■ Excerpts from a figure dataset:
——————

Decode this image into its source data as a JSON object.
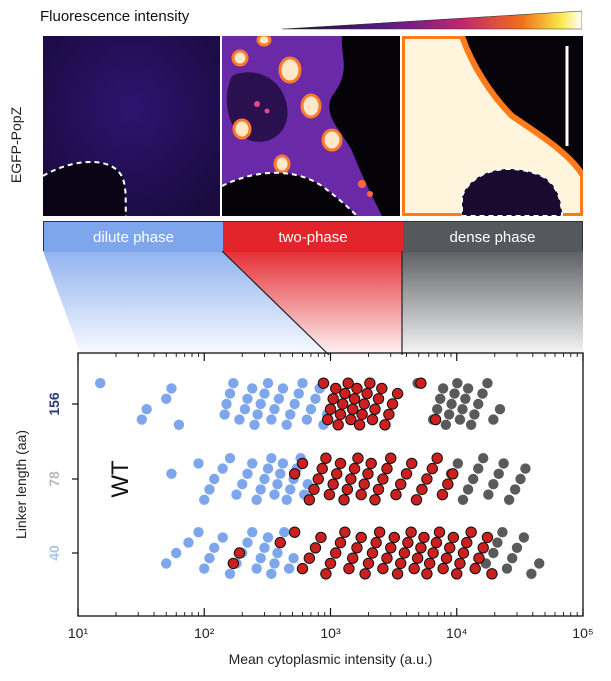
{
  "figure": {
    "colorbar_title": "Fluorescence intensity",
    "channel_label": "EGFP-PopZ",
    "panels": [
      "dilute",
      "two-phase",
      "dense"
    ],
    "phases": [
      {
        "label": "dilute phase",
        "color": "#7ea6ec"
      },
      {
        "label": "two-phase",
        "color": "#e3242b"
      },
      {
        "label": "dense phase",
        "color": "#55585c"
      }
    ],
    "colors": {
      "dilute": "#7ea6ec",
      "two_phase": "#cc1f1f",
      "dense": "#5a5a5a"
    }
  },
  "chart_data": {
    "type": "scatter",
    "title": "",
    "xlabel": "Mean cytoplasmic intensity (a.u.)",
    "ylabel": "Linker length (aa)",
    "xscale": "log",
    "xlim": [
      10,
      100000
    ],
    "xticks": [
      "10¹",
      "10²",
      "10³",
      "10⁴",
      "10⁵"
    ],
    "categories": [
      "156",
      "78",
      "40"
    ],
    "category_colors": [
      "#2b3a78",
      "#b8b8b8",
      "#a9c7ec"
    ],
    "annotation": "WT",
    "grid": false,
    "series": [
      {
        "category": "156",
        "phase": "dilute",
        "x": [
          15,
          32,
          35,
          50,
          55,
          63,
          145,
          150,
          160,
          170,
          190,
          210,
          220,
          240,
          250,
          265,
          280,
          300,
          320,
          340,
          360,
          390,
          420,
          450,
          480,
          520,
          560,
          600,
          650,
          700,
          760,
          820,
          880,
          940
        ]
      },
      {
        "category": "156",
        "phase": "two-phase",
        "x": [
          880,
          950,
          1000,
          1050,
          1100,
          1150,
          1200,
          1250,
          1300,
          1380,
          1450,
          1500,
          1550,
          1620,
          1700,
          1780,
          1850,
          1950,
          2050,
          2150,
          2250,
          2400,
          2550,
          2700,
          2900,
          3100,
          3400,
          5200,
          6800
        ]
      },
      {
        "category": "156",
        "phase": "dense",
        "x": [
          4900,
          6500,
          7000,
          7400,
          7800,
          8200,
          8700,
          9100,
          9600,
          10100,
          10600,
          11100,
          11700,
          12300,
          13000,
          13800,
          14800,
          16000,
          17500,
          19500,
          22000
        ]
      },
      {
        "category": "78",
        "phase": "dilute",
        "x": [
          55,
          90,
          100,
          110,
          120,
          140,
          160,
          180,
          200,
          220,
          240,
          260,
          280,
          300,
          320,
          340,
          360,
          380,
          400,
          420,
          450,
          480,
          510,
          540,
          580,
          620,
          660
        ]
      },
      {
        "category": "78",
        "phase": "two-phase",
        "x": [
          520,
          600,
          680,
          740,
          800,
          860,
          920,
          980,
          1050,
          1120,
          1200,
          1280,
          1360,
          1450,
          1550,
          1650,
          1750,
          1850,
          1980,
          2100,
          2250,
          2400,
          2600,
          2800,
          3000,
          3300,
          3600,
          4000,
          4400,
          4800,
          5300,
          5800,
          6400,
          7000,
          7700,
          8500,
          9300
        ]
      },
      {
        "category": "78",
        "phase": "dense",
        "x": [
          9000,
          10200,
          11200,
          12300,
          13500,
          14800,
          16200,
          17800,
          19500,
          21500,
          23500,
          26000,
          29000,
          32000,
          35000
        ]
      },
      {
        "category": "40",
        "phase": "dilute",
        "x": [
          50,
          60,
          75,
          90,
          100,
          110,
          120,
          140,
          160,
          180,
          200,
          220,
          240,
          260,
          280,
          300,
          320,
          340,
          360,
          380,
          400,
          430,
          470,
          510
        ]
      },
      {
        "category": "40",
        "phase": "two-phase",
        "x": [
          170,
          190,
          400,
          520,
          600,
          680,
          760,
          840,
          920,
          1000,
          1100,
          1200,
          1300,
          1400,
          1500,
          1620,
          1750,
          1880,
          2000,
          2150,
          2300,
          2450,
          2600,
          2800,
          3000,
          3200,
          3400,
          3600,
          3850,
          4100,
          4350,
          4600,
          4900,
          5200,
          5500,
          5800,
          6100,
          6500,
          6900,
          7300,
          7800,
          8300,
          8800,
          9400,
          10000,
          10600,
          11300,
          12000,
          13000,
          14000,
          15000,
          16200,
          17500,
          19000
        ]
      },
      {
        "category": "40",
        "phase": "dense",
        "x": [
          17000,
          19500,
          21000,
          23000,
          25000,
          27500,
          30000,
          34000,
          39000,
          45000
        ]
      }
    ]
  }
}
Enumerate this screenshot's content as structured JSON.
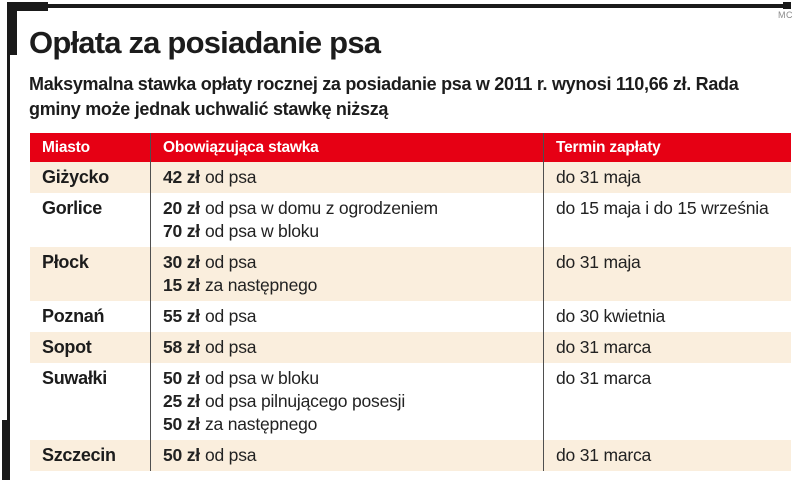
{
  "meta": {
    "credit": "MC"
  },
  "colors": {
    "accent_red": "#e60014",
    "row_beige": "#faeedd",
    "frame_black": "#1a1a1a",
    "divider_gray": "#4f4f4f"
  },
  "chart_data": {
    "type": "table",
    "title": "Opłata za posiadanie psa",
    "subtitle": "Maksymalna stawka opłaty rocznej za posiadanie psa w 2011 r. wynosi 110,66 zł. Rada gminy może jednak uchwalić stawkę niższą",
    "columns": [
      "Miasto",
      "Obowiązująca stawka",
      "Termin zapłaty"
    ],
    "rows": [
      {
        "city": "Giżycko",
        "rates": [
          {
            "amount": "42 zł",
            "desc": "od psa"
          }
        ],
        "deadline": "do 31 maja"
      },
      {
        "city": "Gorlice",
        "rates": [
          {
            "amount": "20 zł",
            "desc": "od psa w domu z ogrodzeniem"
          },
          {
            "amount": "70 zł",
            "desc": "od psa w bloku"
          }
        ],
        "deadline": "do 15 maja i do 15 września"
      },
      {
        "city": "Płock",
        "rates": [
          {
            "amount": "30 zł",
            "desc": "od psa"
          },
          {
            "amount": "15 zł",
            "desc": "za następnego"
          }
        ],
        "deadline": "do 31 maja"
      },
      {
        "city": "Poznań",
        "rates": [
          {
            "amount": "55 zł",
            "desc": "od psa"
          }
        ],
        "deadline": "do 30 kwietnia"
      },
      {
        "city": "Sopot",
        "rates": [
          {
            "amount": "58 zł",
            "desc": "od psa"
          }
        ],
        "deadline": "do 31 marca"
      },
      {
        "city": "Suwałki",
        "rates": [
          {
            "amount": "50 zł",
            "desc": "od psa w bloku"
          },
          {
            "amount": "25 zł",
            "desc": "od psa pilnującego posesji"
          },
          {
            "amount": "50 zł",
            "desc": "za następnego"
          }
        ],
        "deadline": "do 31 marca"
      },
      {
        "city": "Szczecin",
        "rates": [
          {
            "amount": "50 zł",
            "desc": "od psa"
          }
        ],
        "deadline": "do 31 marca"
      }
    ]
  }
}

——————

■ Task directions: Your task is to copy the entries in full and exactly, without any images.

■ Solution to this exercise:
Decode this image into its source data as a JSON object.
{
  "figure": {
    "colorbar_title": "Fluorescence intensity",
    "channel_label": "EGFP-PopZ",
    "panels": [
      "dilute",
      "two-phase",
      "dense"
    ],
    "phases": [
      {
        "label": "dilute phase",
        "color": "#7ea6ec"
      },
      {
        "label": "two-phase",
        "color": "#e3242b"
      },
      {
        "label": "dense phase",
        "color": "#55585c"
      }
    ],
    "colors": {
      "dilute": "#7ea6ec",
      "two_phase": "#cc1f1f",
      "dense": "#5a5a5a"
    }
  },
  "chart_data": {
    "type": "scatter",
    "title": "",
    "xlabel": "Mean cytoplasmic intensity (a.u.)",
    "ylabel": "Linker length (aa)",
    "xscale": "log",
    "xlim": [
      10,
      100000
    ],
    "xticks": [
      "10¹",
      "10²",
      "10³",
      "10⁴",
      "10⁵"
    ],
    "categories": [
      "156",
      "78",
      "40"
    ],
    "category_colors": [
      "#2b3a78",
      "#b8b8b8",
      "#a9c7ec"
    ],
    "annotation": "WT",
    "grid": false,
    "series": [
      {
        "category": "156",
        "phase": "dilute",
        "x": [
          15,
          32,
          35,
          50,
          55,
          63,
          145,
          150,
          160,
          170,
          190,
          210,
          220,
          240,
          250,
          265,
          280,
          300,
          320,
          340,
          360,
          390,
          420,
          450,
          480,
          520,
          560,
          600,
          650,
          700,
          760,
          820,
          880,
          940
        ]
      },
      {
        "category": "156",
        "phase": "two-phase",
        "x": [
          880,
          950,
          1000,
          1050,
          1100,
          1150,
          1200,
          1250,
          1300,
          1380,
          1450,
          1500,
          1550,
          1620,
          1700,
          1780,
          1850,
          1950,
          2050,
          2150,
          2250,
          2400,
          2550,
          2700,
          2900,
          3100,
          3400,
          5200,
          6800
        ]
      },
      {
        "category": "156",
        "phase": "dense",
        "x": [
          4900,
          6500,
          7000,
          7400,
          7800,
          8200,
          8700,
          9100,
          9600,
          10100,
          10600,
          11100,
          11700,
          12300,
          13000,
          13800,
          14800,
          16000,
          17500,
          19500,
          22000
        ]
      },
      {
        "category": "78",
        "phase": "dilute",
        "x": [
          55,
          90,
          100,
          110,
          120,
          140,
          160,
          180,
          200,
          220,
          240,
          260,
          280,
          300,
          320,
          340,
          360,
          380,
          400,
          420,
          450,
          480,
          510,
          540,
          580,
          620,
          660
        ]
      },
      {
        "category": "78",
        "phase": "two-phase",
        "x": [
          520,
          600,
          680,
          740,
          800,
          860,
          920,
          980,
          1050,
          1120,
          1200,
          1280,
          1360,
          1450,
          1550,
          1650,
          1750,
          1850,
          1980,
          2100,
          2250,
          2400,
          2600,
          2800,
          3000,
          3300,
          3600,
          4000,
          4400,
          4800,
          5300,
          5800,
          6400,
          7000,
          7700,
          8500,
          9300
        ]
      },
      {
        "category": "78",
        "phase": "dense",
        "x": [
          9000,
          10200,
          11200,
          12300,
          13500,
          14800,
          16200,
          17800,
          19500,
          21500,
          23500,
          26000,
          29000,
          32000,
          35000
        ]
      },
      {
        "category": "40",
        "phase": "dilute",
        "x": [
          50,
          60,
          75,
          90,
          100,
          110,
          120,
          140,
          160,
          180,
          200,
          220,
          240,
          260,
          280,
          300,
          320,
          340,
          360,
          380,
          400,
          430,
          470,
          510
        ]
      },
      {
        "category": "40",
        "phase": "two-phase",
        "x": [
          170,
          190,
          400,
          520,
          600,
          680,
          760,
          840,
          920,
          1000,
          1100,
          1200,
          1300,
          1400,
          1500,
          1620,
          1750,
          1880,
          2000,
          2150,
          2300,
          2450,
          2600,
          2800,
          3000,
          3200,
          3400,
          3600,
          3850,
          4100,
          4350,
          4600,
          4900,
          5200,
          5500,
          5800,
          6100,
          6500,
          6900,
          7300,
          7800,
          8300,
          8800,
          9400,
          10000,
          10600,
          11300,
          12000,
          13000,
          14000,
          15000,
          16200,
          17500,
          19000
        ]
      },
      {
        "category": "40",
        "phase": "dense",
        "x": [
          17000,
          19500,
          21000,
          23000,
          25000,
          27500,
          30000,
          34000,
          39000,
          45000
        ]
      }
    ]
  }
}
Enumerate this screenshot's content as structured JSON.
{
  "meta": {
    "credit": "MC"
  },
  "colors": {
    "accent_red": "#e60014",
    "row_beige": "#faeedd",
    "frame_black": "#1a1a1a",
    "divider_gray": "#4f4f4f"
  },
  "chart_data": {
    "type": "table",
    "title": "Opłata za posiadanie psa",
    "subtitle": "Maksymalna stawka opłaty rocznej za posiadanie psa w 2011 r. wynosi 110,66 zł. Rada gminy może jednak uchwalić stawkę niższą",
    "columns": [
      "Miasto",
      "Obowiązująca stawka",
      "Termin zapłaty"
    ],
    "rows": [
      {
        "city": "Giżycko",
        "rates": [
          {
            "amount": "42 zł",
            "desc": "od psa"
          }
        ],
        "deadline": "do 31 maja"
      },
      {
        "city": "Gorlice",
        "rates": [
          {
            "amount": "20 zł",
            "desc": "od psa w domu z ogrodzeniem"
          },
          {
            "amount": "70 zł",
            "desc": "od psa w bloku"
          }
        ],
        "deadline": "do 15 maja i do 15 września"
      },
      {
        "city": "Płock",
        "rates": [
          {
            "amount": "30 zł",
            "desc": "od psa"
          },
          {
            "amount": "15 zł",
            "desc": "za następnego"
          }
        ],
        "deadline": "do 31 maja"
      },
      {
        "city": "Poznań",
        "rates": [
          {
            "amount": "55 zł",
            "desc": "od psa"
          }
        ],
        "deadline": "do 30 kwietnia"
      },
      {
        "city": "Sopot",
        "rates": [
          {
            "amount": "58 zł",
            "desc": "od psa"
          }
        ],
        "deadline": "do 31 marca"
      },
      {
        "city": "Suwałki",
        "rates": [
          {
            "amount": "50 zł",
            "desc": "od psa w bloku"
          },
          {
            "amount": "25 zł",
            "desc": "od psa pilnującego posesji"
          },
          {
            "amount": "50 zł",
            "desc": "za następnego"
          }
        ],
        "deadline": "do 31 marca"
      },
      {
        "city": "Szczecin",
        "rates": [
          {
            "amount": "50 zł",
            "desc": "od psa"
          }
        ],
        "deadline": "do 31 marca"
      }
    ]
  }
}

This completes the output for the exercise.